Les enfants de la dalle

Argenteuil, 2005 - 2015

2005 

25 octobre au soir, Nicolas Sarkozy vient sur la dalle du Val Nord. Dans ce quartier d'Argenteuil, le ministre de l’Intérieur de l'époque lance la petite phrase, devenue célèbre  : "On va vous débarrasser de la racaille".

La dalle d'Argenteuil n'est encore qu’un coin d’Ile-de-France, un quartier populaire comme un autre où vivent 14.000 habitants. Dans un climat social certes tendu mais pas désagréable, chacun a sa vie, ses souvenirs, ses habitudes. Beaucoup de familles souvent pauvres, souvent venues d’autres pays… Depuis les années 90 et les grosses émeutes qui avaient eu lieu, le « Val Nord » vit normalement ou presque, si ce n’est que sa population compte deux fois plus de chômeurs que la moyenne nationale.

# # # #

● **CONSIGNE A**:
Indiquez si chacune des affirmations suivantes concorde avec l'extrait sur la dalle d'Argenteuil, en répondant par oui ou par non et en citant les mots décisifs du texte : (i) 14 000 habitants vivent sur la dalle d'Argenteuil ; (ii) Nicolas Sarkozy se rend sur la dalle du Val Nord un matin ; (iii) le quartier compte trois fois plus de chômeurs que la moyenne nationale.
● **CONSIGNE B**:
Rédigez la suite de l'extrait sur la dalle d'Argenteuil à partir de sa dernière phrase.
Le listing provient d'une autre source que l'extrait sur la dalle d'Argenteuil.

● **DONNÉES**:
# # # #

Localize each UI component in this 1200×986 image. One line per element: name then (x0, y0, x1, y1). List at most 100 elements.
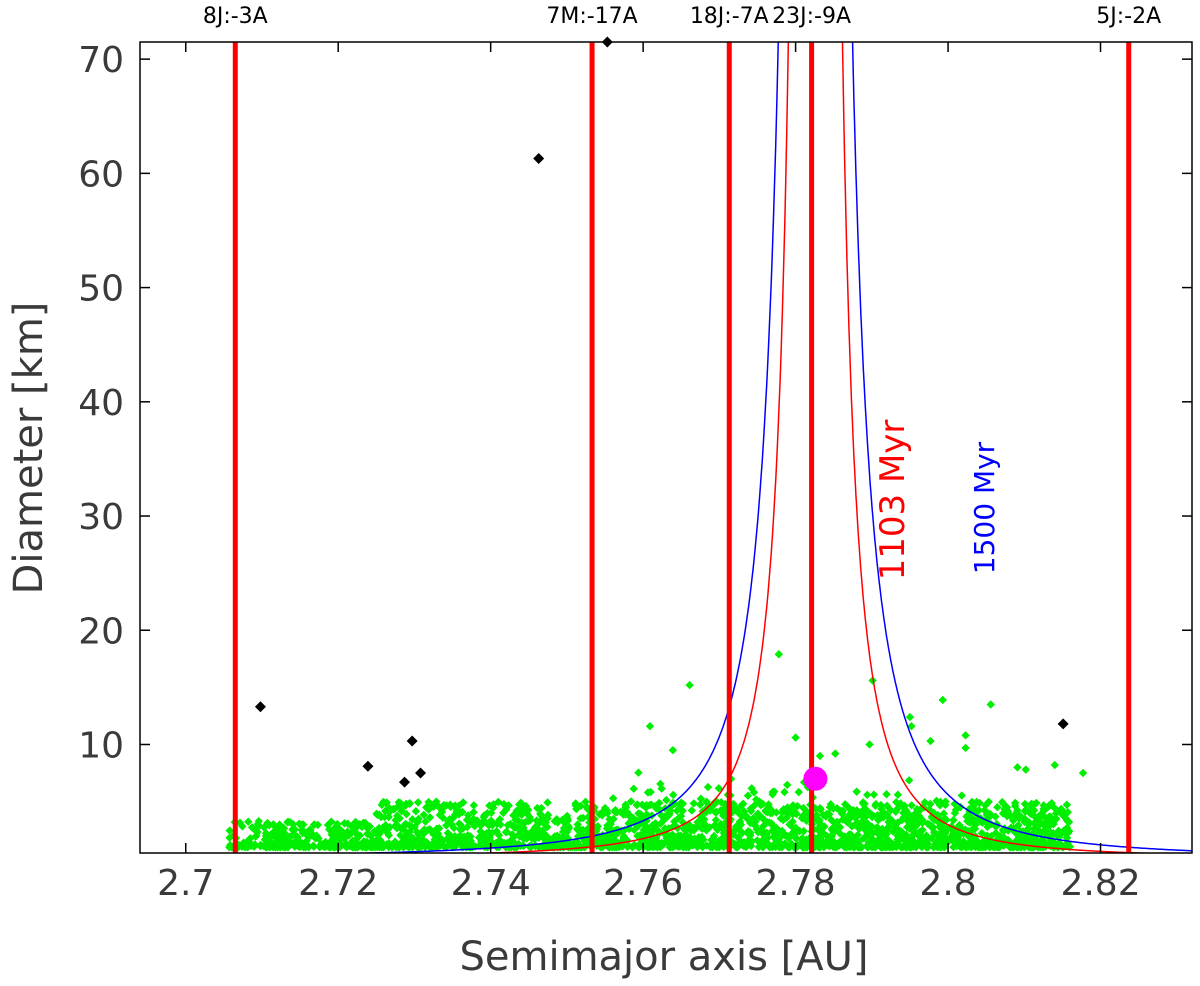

# # # #

● **RÉSULTAT A**:
(i) Oui : « un quartier populaire comme un autre où vivent 14.000 habitants ».
(ii) Non : « 25 octobre au soir, Nicolas Sarkozy vient sur la dalle du Val Nord ».
(iii) Non : « sa population compte deux fois plus de chômeurs que la moyenne nationale ».

● **RÉSULTAT B**:
25 octobre 2005, 22h30, Tout change. Ce soir-là, Nicolas Sarkozy vient sur la dalle. Le quartier s’embrase, deux cents jeunes accueillent le ministre de l’Intérieur à coups de projectiles et d’insultes. C’est à ce moment-là que le futur président de la République promet de débarrasser le quartier de la « racaille ».

Il fait déjà nuit sur la dalle d'Argenteuil, mais ce soir-là, tous les habitants sont sortis. C’est la période du ramadan alors les jeunes, les vieux, les parents, les enfants… Tout le monde est dehors après la rupture du jeûne. C’est encore plus vrai ce 25 octobre :

Zidane : " On a su que Sarkozy venait sur la dalle. Il fallait être là » explique Zidane, un habitant du Val Nord. « On a insulté, balancé des trucs. On était jeunes et cons "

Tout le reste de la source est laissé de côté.